WHAT YOU SHOULD DO> Nothing may be dropped or altered: reproduce all the data.

Items from a figure collection:

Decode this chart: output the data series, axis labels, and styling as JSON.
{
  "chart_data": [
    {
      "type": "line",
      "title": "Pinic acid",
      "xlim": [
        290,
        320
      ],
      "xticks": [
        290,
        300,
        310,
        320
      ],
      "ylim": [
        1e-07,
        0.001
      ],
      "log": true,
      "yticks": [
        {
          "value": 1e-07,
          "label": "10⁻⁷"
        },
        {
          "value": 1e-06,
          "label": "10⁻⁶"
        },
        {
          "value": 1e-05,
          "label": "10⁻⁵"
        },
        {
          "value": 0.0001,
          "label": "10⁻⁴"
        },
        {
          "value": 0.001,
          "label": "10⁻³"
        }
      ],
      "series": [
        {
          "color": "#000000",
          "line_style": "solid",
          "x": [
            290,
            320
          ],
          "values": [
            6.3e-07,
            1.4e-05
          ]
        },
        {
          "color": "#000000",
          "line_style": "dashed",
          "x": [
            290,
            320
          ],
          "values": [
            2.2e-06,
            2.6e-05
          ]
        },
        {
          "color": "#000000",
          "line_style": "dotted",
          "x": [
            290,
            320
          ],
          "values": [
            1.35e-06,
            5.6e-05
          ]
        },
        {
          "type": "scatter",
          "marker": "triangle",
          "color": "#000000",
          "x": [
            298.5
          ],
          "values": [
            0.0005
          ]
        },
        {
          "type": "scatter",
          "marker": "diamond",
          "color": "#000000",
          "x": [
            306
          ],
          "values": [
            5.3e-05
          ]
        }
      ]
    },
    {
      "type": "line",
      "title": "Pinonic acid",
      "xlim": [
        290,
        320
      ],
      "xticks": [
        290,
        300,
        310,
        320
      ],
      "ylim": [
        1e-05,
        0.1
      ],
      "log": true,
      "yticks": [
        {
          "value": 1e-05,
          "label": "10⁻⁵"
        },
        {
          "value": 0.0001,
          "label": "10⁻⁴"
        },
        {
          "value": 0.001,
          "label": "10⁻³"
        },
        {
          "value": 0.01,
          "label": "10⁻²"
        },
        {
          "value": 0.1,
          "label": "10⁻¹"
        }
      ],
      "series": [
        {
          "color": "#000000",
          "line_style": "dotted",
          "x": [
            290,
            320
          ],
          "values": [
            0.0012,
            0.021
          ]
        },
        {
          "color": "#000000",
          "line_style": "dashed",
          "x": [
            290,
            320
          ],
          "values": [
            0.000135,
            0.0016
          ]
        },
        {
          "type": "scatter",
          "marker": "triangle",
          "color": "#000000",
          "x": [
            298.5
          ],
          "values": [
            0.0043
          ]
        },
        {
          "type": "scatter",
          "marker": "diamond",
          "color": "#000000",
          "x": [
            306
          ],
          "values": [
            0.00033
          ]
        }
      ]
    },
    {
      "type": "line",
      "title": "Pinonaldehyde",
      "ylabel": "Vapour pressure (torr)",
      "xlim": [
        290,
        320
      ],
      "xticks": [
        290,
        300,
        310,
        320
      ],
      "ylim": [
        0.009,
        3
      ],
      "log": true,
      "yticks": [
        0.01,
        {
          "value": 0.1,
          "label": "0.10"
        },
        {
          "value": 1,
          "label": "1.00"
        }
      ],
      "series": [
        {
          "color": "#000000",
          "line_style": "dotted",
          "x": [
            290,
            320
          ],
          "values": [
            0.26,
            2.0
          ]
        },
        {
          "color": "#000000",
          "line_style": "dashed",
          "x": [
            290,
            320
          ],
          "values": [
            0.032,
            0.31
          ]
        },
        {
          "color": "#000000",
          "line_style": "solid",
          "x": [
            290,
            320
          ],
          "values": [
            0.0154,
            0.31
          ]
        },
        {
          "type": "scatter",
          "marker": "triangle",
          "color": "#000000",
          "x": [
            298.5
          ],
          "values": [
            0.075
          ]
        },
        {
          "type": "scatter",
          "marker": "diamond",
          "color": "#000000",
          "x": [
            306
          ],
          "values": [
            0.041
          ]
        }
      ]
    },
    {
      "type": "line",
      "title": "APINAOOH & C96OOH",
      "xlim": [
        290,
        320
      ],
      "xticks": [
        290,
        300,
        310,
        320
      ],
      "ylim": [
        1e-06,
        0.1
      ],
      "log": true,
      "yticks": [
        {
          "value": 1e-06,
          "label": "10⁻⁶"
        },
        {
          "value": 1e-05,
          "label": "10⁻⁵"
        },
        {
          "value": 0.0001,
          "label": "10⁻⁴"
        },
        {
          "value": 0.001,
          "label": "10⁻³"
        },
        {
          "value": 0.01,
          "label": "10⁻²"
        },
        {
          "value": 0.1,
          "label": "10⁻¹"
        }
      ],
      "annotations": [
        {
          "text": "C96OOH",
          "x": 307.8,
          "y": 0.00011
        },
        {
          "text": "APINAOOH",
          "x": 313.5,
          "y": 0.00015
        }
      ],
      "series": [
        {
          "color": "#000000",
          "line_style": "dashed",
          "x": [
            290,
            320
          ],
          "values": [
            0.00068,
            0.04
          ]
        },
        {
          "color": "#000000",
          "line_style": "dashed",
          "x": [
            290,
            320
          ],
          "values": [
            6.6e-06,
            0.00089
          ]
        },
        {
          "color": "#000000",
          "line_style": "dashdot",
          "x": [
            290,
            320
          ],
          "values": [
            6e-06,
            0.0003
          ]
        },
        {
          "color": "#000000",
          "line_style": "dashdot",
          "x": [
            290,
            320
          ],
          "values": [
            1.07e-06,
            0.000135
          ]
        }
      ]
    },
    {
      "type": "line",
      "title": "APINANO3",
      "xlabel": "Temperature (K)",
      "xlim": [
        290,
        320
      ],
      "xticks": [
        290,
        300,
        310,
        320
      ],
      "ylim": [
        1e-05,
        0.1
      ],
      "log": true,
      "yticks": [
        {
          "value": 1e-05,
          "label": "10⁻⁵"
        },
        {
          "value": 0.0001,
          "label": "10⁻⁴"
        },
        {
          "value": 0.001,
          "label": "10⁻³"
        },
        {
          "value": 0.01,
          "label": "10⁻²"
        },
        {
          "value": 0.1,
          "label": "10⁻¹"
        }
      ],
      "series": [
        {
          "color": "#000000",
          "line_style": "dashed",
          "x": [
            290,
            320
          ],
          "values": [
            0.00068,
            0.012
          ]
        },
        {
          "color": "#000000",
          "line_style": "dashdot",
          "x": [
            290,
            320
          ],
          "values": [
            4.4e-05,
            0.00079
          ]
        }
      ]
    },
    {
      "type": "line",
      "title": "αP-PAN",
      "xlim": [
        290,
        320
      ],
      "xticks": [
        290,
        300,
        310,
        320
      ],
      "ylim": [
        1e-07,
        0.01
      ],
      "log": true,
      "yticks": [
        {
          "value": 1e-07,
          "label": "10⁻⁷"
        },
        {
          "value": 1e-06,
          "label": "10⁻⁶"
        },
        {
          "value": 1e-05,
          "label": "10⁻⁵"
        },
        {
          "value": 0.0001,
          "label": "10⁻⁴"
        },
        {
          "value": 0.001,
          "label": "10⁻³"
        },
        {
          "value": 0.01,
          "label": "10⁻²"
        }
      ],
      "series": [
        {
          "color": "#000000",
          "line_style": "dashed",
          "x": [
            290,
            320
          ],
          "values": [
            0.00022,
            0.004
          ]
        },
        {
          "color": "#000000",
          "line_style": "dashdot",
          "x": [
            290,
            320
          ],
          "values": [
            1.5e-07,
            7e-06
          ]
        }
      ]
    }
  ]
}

CORRECT ANSWER>
Decode this chart: output the data series, axis labels, and styling as JSON.
{
  "chart_data": [
    {
      "type": "line",
      "title": "Pinic acid",
      "xlim": [
        290,
        320
      ],
      "xticks": [
        290,
        300,
        310,
        320
      ],
      "ylim": [
        1e-07,
        0.001
      ],
      "log": true,
      "yticks": [
        {
          "value": 1e-07,
          "label": "10⁻⁷"
        },
        {
          "value": 1e-06,
          "label": "10⁻⁶"
        },
        {
          "value": 1e-05,
          "label": "10⁻⁵"
        },
        {
          "value": 0.0001,
          "label": "10⁻⁴"
        },
        {
          "value": 0.001,
          "label": "10⁻³"
        }
      ],
      "series": [
        {
          "color": "#000000",
          "line_style": "solid",
          "x": [
            290,
            320
          ],
          "values": [
            6.3e-07,
            1.4e-05
          ]
        },
        {
          "color": "#000000",
          "line_style": "dashed",
          "x": [
            290,
            320
          ],
          "values": [
            2.2e-06,
            2.6e-05
          ]
        },
        {
          "color": "#000000",
          "line_style": "dotted",
          "x": [
            290,
            320
          ],
          "values": [
            1.35e-06,
            5.6e-05
          ]
        },
        {
          "type": "scatter",
          "marker": "triangle",
          "color": "#000000",
          "x": [
            298.5
          ],
          "values": [
            0.0005
          ]
        },
        {
          "type": "scatter",
          "marker": "diamond",
          "color": "#000000",
          "x": [
            306
          ],
          "values": [
            5.3e-05
          ]
        }
      ]
    },
    {
      "type": "line",
      "title": "Pinonic acid",
      "xlim": [
        290,
        320
      ],
      "xticks": [
        290,
        300,
        310,
        320
      ],
      "ylim": [
        1e-05,
        0.1
      ],
      "log": true,
      "yticks": [
        {
          "value": 1e-05,
          "label": "10⁻⁵"
        },
        {
          "value": 0.0001,
          "label": "10⁻⁴"
        },
        {
          "value": 0.001,
          "label": "10⁻³"
        },
        {
          "value": 0.01,
          "label": "10⁻²"
        },
        {
          "value": 0.1,
          "label": "10⁻¹"
        }
      ],
      "series": [
        {
          "color": "#000000",
          "line_style": "dotted",
          "x": [
            290,
            320
          ],
          "values": [
            0.0012,
            0.021
          ]
        },
        {
          "color": "#000000",
          "line_style": "dashed",
          "x": [
            290,
            320
          ],
          "values": [
            0.000135,
            0.0016
          ]
        },
        {
          "type": "scatter",
          "marker": "triangle",
          "color": "#000000",
          "x": [
            298.5
          ],
          "values": [
            0.0043
          ]
        },
        {
          "type": "scatter",
          "marker": "diamond",
          "color": "#000000",
          "x": [
            306
          ],
          "values": [
            0.00033
          ]
        }
      ]
    },
    {
      "type": "line",
      "title": "Pinonaldehyde",
      "ylabel": "Vapour pressure (torr)",
      "xlim": [
        290,
        320
      ],
      "xticks": [
        290,
        300,
        310,
        320
      ],
      "ylim": [
        0.009,
        3
      ],
      "log": true,
      "yticks": [
        0.01,
        {
          "value": 0.1,
          "label": "0.10"
        },
        {
          "value": 1,
          "label": "1.00"
        }
      ],
      "series": [
        {
          "color": "#000000",
          "line_style": "dotted",
          "x": [
            290,
            320
          ],
          "values": [
            0.26,
            2.0
          ]
        },
        {
          "color": "#000000",
          "line_style": "dashed",
          "x": [
            290,
            320
          ],
          "values": [
            0.032,
            0.31
          ]
        },
        {
          "color": "#000000",
          "line_style": "solid",
          "x": [
            290,
            320
          ],
          "values": [
            0.0154,
            0.31
          ]
        },
        {
          "type": "scatter",
          "marker": "triangle",
          "color": "#000000",
          "x": [
            298.5
          ],
          "values": [
            0.075
          ]
        },
        {
          "type": "scatter",
          "marker": "diamond",
          "color": "#000000",
          "x": [
            306
          ],
          "values": [
            0.041
          ]
        }
      ]
    },
    {
      "type": "line",
      "title": "APINAOOH & C96OOH",
      "xlim": [
        290,
        320
      ],
      "xticks": [
        290,
        300,
        310,
        320
      ],
      "ylim": [
        1e-06,
        0.1
      ],
      "log": true,
      "yticks": [
        {
          "value": 1e-06,
          "label": "10⁻⁶"
        },
        {
          "value": 1e-05,
          "label": "10⁻⁵"
        },
        {
          "value": 0.0001,
          "label": "10⁻⁴"
        },
        {
          "value": 0.001,
          "label": "10⁻³"
        },
        {
          "value": 0.01,
          "label": "10⁻²"
        },
        {
          "value": 0.1,
          "label": "10⁻¹"
        }
      ],
      "annotations": [
        {
          "text": "C96OOH",
          "x": 307.8,
          "y": 0.00011
        },
        {
          "text": "APINAOOH",
          "x": 313.5,
          "y": 0.00015
        }
      ],
      "series": [
        {
          "color": "#000000",
          "line_style": "dashed",
          "x": [
            290,
            320
          ],
          "values": [
            0.00068,
            0.04
          ]
        },
        {
          "color": "#000000",
          "line_style": "dashed",
          "x": [
            290,
            320
          ],
          "values": [
            6.6e-06,
            0.00089
          ]
        },
        {
          "color": "#000000",
          "line_style": "dashdot",
          "x": [
            290,
            320
          ],
          "values": [
            6e-06,
            0.0003
          ]
        },
        {
          "color": "#000000",
          "line_style": "dashdot",
          "x": [
            290,
            320
          ],
          "values": [
            1.07e-06,
            0.000135
          ]
        }
      ]
    },
    {
      "type": "line",
      "title": "APINANO3",
      "xlabel": "Temperature (K)",
      "xlim": [
        290,
        320
      ],
      "xticks": [
        290,
        300,
        310,
        320
      ],
      "ylim": [
        1e-05,
        0.1
      ],
      "log": true,
      "yticks": [
        {
          "value": 1e-05,
          "label": "10⁻⁵"
        },
        {
          "value": 0.0001,
          "label": "10⁻⁴"
        },
        {
          "value": 0.001,
          "label": "10⁻³"
        },
        {
          "value": 0.01,
          "label": "10⁻²"
        },
        {
          "value": 0.1,
          "label": "10⁻¹"
        }
      ],
      "series": [
        {
          "color": "#000000",
          "line_style": "dashed",
          "x": [
            290,
            320
          ],
          "values": [
            0.00068,
            0.012
          ]
        },
        {
          "color": "#000000",
          "line_style": "dashdot",
          "x": [
            290,
            320
          ],
          "values": [
            4.4e-05,
            0.00079
          ]
        }
      ]
    },
    {
      "type": "line",
      "title": "αP-PAN",
      "xlim": [
        290,
        320
      ],
      "xticks": [
        290,
        300,
        310,
        320
      ],
      "ylim": [
        1e-07,
        0.01
      ],
      "log": true,
      "yticks": [
        {
          "value": 1e-07,
          "label": "10⁻⁷"
        },
        {
          "value": 1e-06,
          "label": "10⁻⁶"
        },
        {
          "value": 1e-05,
          "label": "10⁻⁵"
        },
        {
          "value": 0.0001,
          "label": "10⁻⁴"
        },
        {
          "value": 0.001,
          "label": "10⁻³"
        },
        {
          "value": 0.01,
          "label": "10⁻²"
        }
      ],
      "series": [
        {
          "color": "#000000",
          "line_style": "dashed",
          "x": [
            290,
            320
          ],
          "values": [
            0.00022,
            0.004
          ]
        },
        {
          "color": "#000000",
          "line_style": "dashdot",
          "x": [
            290,
            320
          ],
          "values": [
            1.5e-07,
            7e-06
          ]
        }
      ]
    }
  ]
}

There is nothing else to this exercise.